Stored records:

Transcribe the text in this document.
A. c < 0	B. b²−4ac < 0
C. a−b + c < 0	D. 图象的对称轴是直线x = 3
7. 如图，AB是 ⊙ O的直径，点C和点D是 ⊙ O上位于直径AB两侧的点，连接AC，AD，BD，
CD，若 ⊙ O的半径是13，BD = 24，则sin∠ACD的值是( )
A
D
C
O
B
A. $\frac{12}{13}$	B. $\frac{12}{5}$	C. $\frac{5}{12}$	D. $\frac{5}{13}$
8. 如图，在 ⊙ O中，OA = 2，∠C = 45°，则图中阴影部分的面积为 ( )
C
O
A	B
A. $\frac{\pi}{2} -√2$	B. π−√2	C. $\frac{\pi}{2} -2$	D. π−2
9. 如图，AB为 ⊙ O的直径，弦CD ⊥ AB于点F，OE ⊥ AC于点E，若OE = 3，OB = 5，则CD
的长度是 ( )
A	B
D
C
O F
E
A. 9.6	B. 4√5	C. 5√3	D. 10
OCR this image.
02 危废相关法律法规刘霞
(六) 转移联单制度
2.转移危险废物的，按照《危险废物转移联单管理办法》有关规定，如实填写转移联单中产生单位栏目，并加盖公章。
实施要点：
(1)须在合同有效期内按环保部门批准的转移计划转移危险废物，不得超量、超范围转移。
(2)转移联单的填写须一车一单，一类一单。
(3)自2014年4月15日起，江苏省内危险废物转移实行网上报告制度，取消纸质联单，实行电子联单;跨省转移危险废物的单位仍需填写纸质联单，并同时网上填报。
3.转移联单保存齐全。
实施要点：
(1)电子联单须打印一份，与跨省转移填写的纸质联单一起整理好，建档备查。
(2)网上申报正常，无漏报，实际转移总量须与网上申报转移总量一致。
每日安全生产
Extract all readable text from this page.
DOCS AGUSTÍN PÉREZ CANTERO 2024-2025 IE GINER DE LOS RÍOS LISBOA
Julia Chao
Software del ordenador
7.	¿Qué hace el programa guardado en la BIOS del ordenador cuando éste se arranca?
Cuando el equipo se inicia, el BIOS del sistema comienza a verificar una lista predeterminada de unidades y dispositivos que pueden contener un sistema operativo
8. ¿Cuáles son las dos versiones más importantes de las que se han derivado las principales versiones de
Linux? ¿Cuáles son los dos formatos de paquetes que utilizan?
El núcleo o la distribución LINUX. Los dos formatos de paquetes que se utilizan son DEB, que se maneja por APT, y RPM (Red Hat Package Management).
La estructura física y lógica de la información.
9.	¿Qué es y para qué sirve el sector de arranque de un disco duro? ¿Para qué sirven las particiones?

§ **What you are asked to do**
Scan the material above. Copy each line that holds the word "O的直径".

§ **Reply**
7. 如图，AB是 ⊙ O的直径，点C和点D是 ⊙ O上位于直径AB两侧的点，连接AC，AD，BD，
9. 如图，AB为 ⊙ O的直径，弦CD ⊥ AB于点F，OE ⊥ AC于点E，若OE = 3，OB = 5，则CD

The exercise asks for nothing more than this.